[begin EXERCISE MATERIALS]

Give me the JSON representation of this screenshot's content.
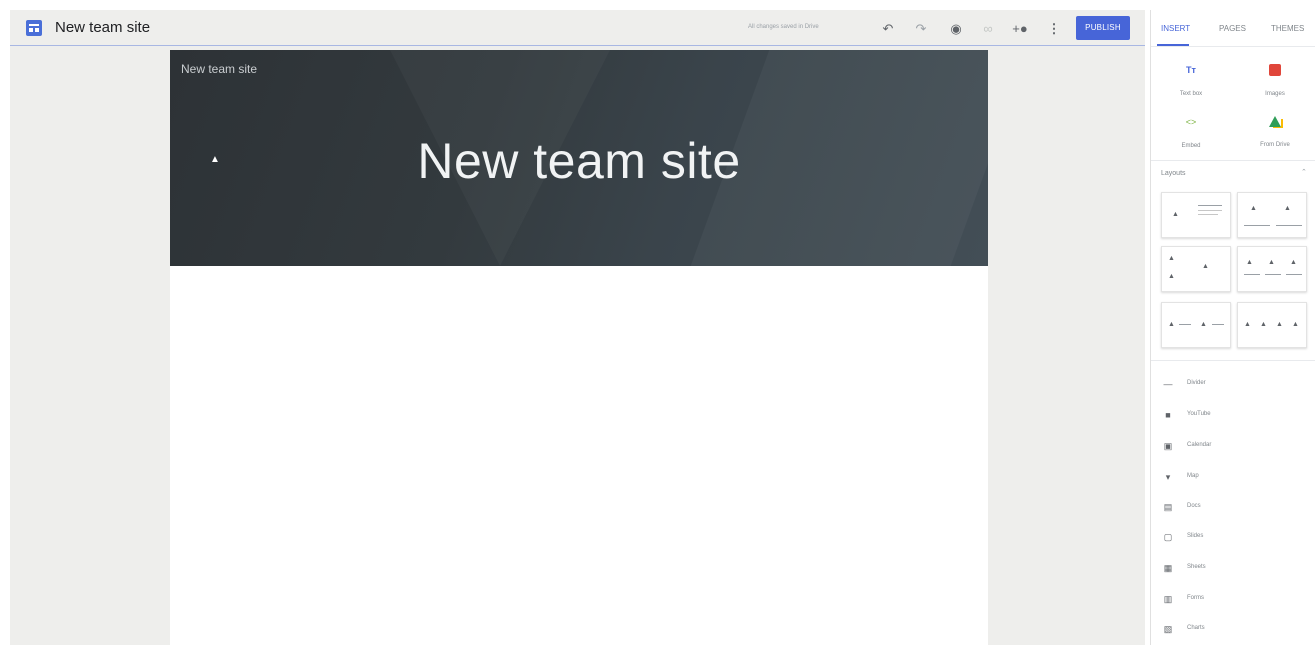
{
  "header": {
    "site_title": "New team site",
    "saved_status": "All changes saved in Drive",
    "publish_label": "PUBLISH"
  },
  "page": {
    "nav_site_name": "New team site",
    "hero_title": "New team site"
  },
  "panel": {
    "tabs": [
      {
        "label": "INSERT",
        "active": true
      },
      {
        "label": "PAGES",
        "active": false
      },
      {
        "label": "THEMES",
        "active": false
      }
    ],
    "insert_items": [
      {
        "label": "Text box",
        "icon": "text-box-icon"
      },
      {
        "label": "Images",
        "icon": "image-icon"
      },
      {
        "label": "Embed",
        "icon": "embed-icon"
      },
      {
        "label": "From Drive",
        "icon": "drive-icon"
      }
    ],
    "layouts_label": "Layouts",
    "embed_items": [
      {
        "label": "Divider",
        "icon": "divider-icon"
      },
      {
        "label": "YouTube",
        "icon": "youtube-icon"
      },
      {
        "label": "Calendar",
        "icon": "calendar-icon"
      },
      {
        "label": "Map",
        "icon": "map-pin-icon"
      },
      {
        "label": "Docs",
        "icon": "docs-icon"
      },
      {
        "label": "Slides",
        "icon": "slides-icon"
      },
      {
        "label": "Sheets",
        "icon": "sheets-icon"
      },
      {
        "label": "Forms",
        "icon": "forms-icon"
      },
      {
        "label": "Charts",
        "icon": "charts-icon"
      }
    ]
  },
  "colors": {
    "accent": "#4765d8",
    "canvas_bg": "#eeeeec",
    "hero_bg": "#333a3e"
  }
}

[end EXERCISE MATERIALS]

WHAT TO WORK ON — Which lines in the records above contain the string "team"? Copy each one.

SOLUTION FOR THIS PROBLEM —
    "site_title": "New team site",
    "nav_site_name": "New team site",
    "hero_title": "New team site"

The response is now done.